Work to be completed - The required output is a single number: how many lines of the material contain the string "screenshot".
===============
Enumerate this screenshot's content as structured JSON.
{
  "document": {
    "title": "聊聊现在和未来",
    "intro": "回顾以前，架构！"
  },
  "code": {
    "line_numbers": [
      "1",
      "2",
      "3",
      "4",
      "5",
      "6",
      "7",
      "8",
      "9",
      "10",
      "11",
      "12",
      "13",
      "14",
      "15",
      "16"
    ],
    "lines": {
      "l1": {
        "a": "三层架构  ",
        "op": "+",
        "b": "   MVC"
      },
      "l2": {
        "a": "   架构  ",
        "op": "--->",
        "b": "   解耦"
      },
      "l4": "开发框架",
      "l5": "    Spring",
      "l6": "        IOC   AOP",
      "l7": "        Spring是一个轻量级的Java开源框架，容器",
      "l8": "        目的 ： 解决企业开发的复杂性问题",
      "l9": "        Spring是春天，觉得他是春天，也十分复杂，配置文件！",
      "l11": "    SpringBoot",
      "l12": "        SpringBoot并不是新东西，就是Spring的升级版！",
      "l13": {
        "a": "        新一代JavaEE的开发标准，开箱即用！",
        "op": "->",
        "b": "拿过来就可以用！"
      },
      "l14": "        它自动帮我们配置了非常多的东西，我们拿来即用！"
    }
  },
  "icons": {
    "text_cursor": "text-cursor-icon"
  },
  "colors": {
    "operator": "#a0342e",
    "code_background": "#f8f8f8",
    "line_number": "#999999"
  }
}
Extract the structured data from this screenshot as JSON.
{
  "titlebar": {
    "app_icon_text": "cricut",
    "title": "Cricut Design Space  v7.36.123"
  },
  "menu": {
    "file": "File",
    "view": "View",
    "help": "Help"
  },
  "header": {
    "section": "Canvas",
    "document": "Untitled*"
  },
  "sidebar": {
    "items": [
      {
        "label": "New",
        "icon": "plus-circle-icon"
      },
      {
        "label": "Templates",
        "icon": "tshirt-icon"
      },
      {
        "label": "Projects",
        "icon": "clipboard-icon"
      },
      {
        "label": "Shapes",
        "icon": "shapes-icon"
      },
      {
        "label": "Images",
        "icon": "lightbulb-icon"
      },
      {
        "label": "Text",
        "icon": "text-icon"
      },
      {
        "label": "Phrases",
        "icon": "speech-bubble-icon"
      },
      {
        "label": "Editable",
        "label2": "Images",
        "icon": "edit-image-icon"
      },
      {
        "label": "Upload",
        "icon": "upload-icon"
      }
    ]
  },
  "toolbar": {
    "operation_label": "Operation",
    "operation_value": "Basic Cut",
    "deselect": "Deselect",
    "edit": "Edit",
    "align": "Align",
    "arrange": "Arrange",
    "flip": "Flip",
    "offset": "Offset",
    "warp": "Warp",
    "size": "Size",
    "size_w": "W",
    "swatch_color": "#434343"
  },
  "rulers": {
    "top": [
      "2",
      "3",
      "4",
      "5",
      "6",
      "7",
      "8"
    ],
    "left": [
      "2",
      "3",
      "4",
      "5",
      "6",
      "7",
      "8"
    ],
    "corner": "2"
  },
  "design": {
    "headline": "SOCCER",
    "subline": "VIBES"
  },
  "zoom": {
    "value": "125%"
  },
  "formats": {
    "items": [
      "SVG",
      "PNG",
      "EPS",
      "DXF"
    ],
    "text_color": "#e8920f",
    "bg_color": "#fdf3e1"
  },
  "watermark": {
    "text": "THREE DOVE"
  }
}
===============
Exercise result - 2